● **Task instructions**: Reproduce the listing from its first line through the line that contains "frame-bar-top <box>796 82 955 89</box>", including both of those lines, and copy each line without changes.

[Excerpt from a dataset]
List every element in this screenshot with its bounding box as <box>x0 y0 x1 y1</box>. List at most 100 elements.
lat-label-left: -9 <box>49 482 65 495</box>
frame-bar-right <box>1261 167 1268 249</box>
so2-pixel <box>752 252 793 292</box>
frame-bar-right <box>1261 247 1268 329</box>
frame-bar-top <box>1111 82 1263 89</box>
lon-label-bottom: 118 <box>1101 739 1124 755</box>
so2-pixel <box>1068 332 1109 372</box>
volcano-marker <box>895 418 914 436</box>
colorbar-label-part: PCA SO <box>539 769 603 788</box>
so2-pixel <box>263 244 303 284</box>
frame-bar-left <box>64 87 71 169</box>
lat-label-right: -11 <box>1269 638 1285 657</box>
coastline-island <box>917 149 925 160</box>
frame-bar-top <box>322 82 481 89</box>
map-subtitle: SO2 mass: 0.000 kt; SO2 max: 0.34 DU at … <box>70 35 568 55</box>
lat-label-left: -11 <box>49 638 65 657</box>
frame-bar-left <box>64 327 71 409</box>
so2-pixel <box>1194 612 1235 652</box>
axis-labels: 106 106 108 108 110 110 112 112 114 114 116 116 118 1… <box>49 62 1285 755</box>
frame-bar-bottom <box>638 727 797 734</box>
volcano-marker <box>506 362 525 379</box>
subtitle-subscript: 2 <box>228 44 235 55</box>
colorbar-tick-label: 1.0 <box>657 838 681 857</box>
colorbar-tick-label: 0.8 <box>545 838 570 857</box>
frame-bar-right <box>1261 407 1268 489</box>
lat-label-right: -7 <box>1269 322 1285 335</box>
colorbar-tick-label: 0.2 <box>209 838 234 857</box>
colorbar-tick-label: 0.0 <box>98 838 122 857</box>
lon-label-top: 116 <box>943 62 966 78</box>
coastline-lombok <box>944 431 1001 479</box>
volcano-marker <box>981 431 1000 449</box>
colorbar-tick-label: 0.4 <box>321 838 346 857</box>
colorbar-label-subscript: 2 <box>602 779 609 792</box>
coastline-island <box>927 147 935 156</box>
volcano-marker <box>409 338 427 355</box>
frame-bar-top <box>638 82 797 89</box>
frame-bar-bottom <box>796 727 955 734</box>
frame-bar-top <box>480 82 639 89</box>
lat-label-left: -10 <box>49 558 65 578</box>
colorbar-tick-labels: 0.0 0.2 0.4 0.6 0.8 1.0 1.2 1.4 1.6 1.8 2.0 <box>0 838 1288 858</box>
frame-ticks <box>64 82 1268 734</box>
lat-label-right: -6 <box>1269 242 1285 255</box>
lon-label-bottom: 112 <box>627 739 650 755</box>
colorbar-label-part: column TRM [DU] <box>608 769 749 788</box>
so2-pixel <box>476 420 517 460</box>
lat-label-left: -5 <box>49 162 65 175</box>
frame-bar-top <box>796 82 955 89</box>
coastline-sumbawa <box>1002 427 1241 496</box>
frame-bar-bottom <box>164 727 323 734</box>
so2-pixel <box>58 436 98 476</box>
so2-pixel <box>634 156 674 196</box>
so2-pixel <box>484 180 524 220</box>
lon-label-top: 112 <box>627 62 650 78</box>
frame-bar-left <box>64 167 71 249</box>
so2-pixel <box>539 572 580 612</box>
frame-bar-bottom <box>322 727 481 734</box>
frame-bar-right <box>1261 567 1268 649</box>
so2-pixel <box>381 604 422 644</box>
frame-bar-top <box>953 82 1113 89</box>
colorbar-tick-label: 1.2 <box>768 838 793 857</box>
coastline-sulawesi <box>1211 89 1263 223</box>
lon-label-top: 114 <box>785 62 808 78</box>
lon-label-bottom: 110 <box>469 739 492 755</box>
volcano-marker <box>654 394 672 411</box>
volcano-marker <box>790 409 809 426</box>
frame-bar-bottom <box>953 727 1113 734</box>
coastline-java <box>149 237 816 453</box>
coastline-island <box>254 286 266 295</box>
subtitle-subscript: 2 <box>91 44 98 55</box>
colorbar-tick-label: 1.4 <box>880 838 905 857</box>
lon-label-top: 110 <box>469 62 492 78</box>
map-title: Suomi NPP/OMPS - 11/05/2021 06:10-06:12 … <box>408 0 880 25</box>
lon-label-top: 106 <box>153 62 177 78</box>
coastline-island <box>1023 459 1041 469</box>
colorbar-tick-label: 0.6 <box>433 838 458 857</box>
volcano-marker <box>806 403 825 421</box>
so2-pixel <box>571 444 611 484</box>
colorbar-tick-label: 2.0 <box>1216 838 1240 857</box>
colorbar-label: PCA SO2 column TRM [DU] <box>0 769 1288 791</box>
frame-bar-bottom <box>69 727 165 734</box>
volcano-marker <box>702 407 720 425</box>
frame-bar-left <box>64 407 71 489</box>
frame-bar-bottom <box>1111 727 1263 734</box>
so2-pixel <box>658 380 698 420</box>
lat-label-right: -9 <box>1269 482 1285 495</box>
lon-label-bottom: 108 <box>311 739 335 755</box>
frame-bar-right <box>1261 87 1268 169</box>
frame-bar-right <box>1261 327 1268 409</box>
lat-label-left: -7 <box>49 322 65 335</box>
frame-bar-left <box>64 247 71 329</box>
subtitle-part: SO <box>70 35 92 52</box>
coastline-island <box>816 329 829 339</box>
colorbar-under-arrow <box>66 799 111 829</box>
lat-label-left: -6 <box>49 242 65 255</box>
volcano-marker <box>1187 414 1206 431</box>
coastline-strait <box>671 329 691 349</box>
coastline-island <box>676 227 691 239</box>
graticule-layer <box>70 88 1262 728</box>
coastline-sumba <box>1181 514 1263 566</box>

● **Output of the exercise**:
List every element in this screenshot with its bounding box as <box>x0 y0 x1 y1</box>. List at most 100 elements.
lat-label-left: -9 <box>49 482 65 495</box>
frame-bar-right <box>1261 167 1268 249</box>
so2-pixel <box>752 252 793 292</box>
frame-bar-right <box>1261 247 1268 329</box>
frame-bar-top <box>1111 82 1263 89</box>
lon-label-bottom: 118 <box>1101 739 1124 755</box>
so2-pixel <box>1068 332 1109 372</box>
volcano-marker <box>895 418 914 436</box>
colorbar-label-part: PCA SO <box>539 769 603 788</box>
so2-pixel <box>263 244 303 284</box>
frame-bar-left <box>64 87 71 169</box>
lat-label-right: -11 <box>1269 638 1285 657</box>
coastline-island <box>917 149 925 160</box>
frame-bar-top <box>322 82 481 89</box>
map-subtitle: SO2 mass: 0.000 kt; SO2 max: 0.34 DU at … <box>70 35 568 55</box>
lat-label-left: -11 <box>49 638 65 657</box>
frame-bar-left <box>64 327 71 409</box>
so2-pixel <box>1194 612 1235 652</box>
axis-labels: 106 106 108 108 110 110 112 112 114 114 116 116 118 1… <box>49 62 1285 755</box>
frame-bar-bottom <box>638 727 797 734</box>
volcano-marker <box>506 362 525 379</box>
subtitle-subscript: 2 <box>228 44 235 55</box>
colorbar-tick-label: 1.0 <box>657 838 681 857</box>
colorbar-tick-label: 0.8 <box>545 838 570 857</box>
frame-bar-right <box>1261 407 1268 489</box>
lat-label-right: -7 <box>1269 322 1285 335</box>
colorbar-tick-label: 0.2 <box>209 838 234 857</box>
colorbar-tick-label: 0.0 <box>98 838 122 857</box>
lon-label-top: 116 <box>943 62 966 78</box>
coastline-lombok <box>944 431 1001 479</box>
volcano-marker <box>981 431 1000 449</box>
colorbar-tick-label: 0.4 <box>321 838 346 857</box>
colorbar-label-subscript: 2 <box>602 779 609 792</box>
coastline-island <box>927 147 935 156</box>
volcano-marker <box>409 338 427 355</box>
frame-bar-top <box>638 82 797 89</box>
frame-bar-bottom <box>796 727 955 734</box>
frame-bar-top <box>480 82 639 89</box>
lat-label-left: -10 <box>49 558 65 578</box>
colorbar-tick-labels: 0.0 0.2 0.4 0.6 0.8 1.0 1.2 1.4 1.6 1.8 2.0 <box>0 838 1288 858</box>
frame-ticks <box>64 82 1268 734</box>
lat-label-right: -6 <box>1269 242 1285 255</box>
lon-label-bottom: 112 <box>627 739 650 755</box>
colorbar-label-part: column TRM [DU] <box>608 769 749 788</box>
so2-pixel <box>476 420 517 460</box>
lat-label-left: -5 <box>49 162 65 175</box>
frame-bar-top <box>796 82 955 89</box>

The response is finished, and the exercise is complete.